In the records that follow, locate every line with "fast" and extract it.

START Data extract

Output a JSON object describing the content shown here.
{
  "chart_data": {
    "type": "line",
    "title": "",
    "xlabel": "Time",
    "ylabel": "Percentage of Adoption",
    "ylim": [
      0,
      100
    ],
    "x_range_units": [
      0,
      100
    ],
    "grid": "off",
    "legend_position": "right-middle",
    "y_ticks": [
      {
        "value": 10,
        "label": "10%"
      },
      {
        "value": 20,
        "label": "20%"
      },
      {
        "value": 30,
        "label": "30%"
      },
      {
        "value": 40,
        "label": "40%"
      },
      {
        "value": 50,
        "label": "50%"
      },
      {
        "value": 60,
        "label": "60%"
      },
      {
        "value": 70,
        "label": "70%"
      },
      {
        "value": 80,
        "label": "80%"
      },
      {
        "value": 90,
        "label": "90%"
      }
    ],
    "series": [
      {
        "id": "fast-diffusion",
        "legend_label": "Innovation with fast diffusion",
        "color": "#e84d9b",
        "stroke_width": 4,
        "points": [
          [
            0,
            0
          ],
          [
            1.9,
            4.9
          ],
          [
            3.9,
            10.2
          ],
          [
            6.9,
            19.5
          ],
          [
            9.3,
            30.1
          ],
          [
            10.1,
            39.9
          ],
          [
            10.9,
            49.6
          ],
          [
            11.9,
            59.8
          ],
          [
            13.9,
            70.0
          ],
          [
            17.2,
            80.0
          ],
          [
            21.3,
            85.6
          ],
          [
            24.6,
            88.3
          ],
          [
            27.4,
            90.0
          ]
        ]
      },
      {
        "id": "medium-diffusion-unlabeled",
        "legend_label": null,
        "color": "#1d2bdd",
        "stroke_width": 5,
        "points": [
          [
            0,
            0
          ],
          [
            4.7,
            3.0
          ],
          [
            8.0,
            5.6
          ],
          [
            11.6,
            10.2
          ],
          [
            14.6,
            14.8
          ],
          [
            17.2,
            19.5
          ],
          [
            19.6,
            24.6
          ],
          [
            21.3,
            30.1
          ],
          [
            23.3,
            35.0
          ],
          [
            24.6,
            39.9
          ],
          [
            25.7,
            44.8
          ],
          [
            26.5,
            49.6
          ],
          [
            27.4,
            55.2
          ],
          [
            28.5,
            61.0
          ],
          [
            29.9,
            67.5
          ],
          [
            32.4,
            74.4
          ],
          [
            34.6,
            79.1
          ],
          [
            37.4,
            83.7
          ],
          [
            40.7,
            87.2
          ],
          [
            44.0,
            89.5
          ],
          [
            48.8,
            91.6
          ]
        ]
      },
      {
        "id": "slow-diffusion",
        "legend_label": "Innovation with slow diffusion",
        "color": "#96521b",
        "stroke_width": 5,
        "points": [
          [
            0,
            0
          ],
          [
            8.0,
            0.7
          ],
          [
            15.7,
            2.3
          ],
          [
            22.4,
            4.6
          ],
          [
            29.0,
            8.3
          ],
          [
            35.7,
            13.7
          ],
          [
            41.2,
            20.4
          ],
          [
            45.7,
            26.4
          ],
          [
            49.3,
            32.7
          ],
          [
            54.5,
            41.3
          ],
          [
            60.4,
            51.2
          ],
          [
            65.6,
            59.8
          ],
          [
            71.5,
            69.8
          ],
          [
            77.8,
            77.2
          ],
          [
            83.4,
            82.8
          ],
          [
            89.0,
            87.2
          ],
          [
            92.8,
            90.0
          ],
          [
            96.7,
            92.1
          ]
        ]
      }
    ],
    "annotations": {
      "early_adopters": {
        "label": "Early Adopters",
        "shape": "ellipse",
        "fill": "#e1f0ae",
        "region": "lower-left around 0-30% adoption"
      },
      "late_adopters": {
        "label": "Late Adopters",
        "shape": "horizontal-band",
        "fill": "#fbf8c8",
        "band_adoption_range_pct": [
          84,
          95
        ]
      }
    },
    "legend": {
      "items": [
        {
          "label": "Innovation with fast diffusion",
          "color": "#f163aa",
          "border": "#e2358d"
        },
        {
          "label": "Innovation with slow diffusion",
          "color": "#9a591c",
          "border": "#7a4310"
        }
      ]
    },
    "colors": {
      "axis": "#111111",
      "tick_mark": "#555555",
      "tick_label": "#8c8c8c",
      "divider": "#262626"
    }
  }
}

END Data extract

● **Output of the task**:
        "id": "fast-diffusion",
        "legend_label": "Innovation with fast diffusion",
          "label": "Innovation with fast diffusion",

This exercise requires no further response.